## PASSAGE GIVEN
^^^^

Her teeth even chatter in the house where it's 72 degrees. She usually walks around the house with a hooded sweatshirt on with the hood up"

_Lee, I do the same thing as your mother-in-law...we just moved to Va., today it was pretty good, only a two sweatshirt and a t-shirt day...it was about 60 degrees...but last week when it was in the single digits, I had so many layers on, I couldn't bend my arms 8-[but I wasn't frozen anymore, not warm either but ...remember I'm from so. Fla...


----------



## Connie Sutherland (Mar 27, 2006)

Mo Earle said:


> I had so many layers on, I couldn't bend my arms


Like Ralphy's little brother Randy in _"A Christmas Story."_

He's all decked out (snowsuit, sweaters, muffler, etc.) to go out in the snow and he's crying and the mother says "What? What's the matter?" and he says "(sniff) I can't put my arms down!   "


----------



## Will Kline (Jan 10, 2008)

I recently moved out west and find it ABSOLUTELY AMAZING that they would shut down the airport for 3 inches of snow! The roads suck because they have like 4 plows and people are just not very good drivers. I guess that living in Michigan most of my life has made me expect that snow or no snow the work must continue. 
Been snow shoeing in the mountains and the lil guy gets to break trail; he looks like a mini snow plow and it really tuckers him out. Although, I do need to keep him focused and moving forward. I get tired of all the "S" shaped trails he starts to make when something smells neat over here and oh ya, over there, and back over here again! Shheeesh! :-s


----------



## Lee H Sternberg (Jan 27, 2008)

Will Kline said:


> I recently moved out west and find it ABSOLUTELY AMAZING that they would shut down the airport for 3 inches of snow! The roads suck because they have like 4 plows and people are just not very good drivers. I guess that living in Michigan most of my life has made me expect that snow or no snow the work must continue.
> Been snow shoeing in the mountains and the lil guy gets to break trail; he looks like a mini snow plow and it really tuckers him out. Although, I do need to keep him focused and moving forward. I get tired of all the "S" shaped trails he starts to make when something smells neat over here and oh ya, over there, and back over here again! Shheeesh! :-s


Hey Will, I think the whole city of Seattle has 27 plows. They freak with 4 inches of snow.

^^^^

## DATA PROVIDED
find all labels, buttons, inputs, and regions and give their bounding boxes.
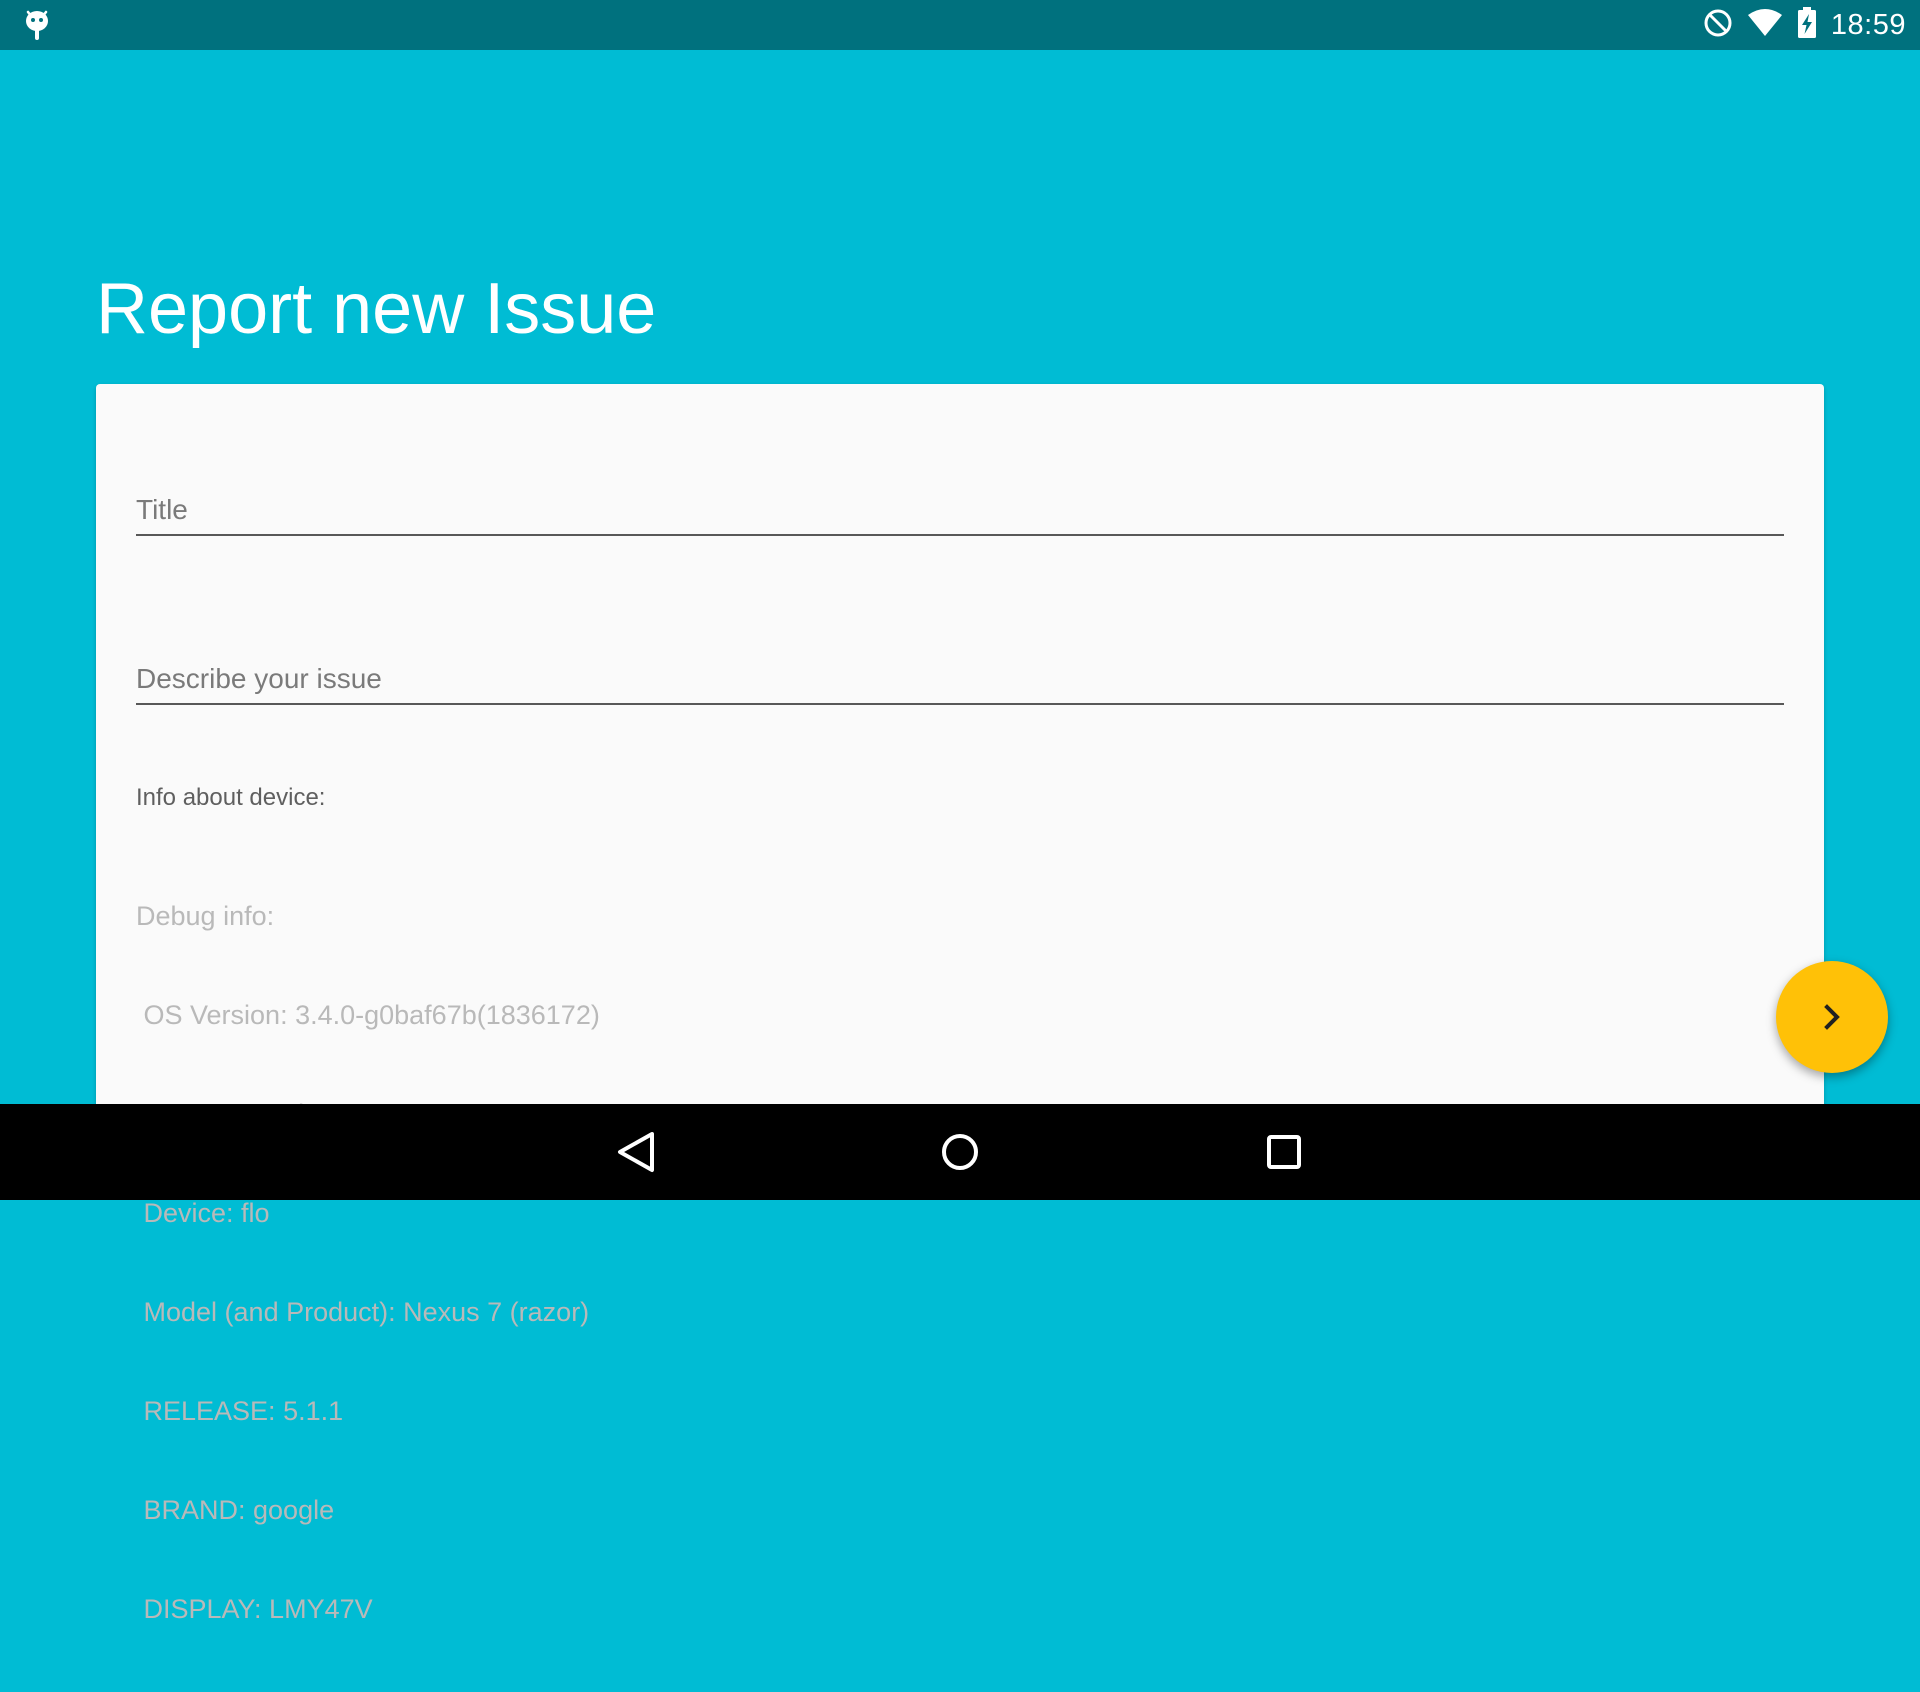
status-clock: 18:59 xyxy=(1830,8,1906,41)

^^^^

## INSTRUCTIONS TO FOLLOW
Answer these questions using the forum thread about cold weather.
1. What temperature is it in the house where the teeth still chatter?
2. Which state does the Jan 10, 2008 post say its writer lived in for most of their life?
3. How many plows does the reply to Will say the whole city of Seattle has?

## RESPONSE TO THIS EXERCISE
1. 72 degrees
2. Michigan
3. 27